Problem description — Where a line holds the word "account", copy that line.

(Collection entries)
•••

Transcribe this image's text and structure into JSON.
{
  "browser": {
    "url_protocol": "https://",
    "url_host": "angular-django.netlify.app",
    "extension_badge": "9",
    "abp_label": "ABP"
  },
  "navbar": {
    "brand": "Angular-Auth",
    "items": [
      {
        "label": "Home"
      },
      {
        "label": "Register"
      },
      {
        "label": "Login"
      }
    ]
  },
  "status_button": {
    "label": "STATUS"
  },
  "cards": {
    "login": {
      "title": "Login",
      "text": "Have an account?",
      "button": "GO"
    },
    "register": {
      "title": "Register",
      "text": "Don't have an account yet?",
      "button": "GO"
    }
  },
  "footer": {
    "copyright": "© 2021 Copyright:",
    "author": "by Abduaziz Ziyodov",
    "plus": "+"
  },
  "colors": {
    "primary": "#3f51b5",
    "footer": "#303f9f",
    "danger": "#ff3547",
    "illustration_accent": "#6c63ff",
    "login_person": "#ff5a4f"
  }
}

•••

Task answer —
      "text": "Have an account?",
      "text": "Don't have an account yet?",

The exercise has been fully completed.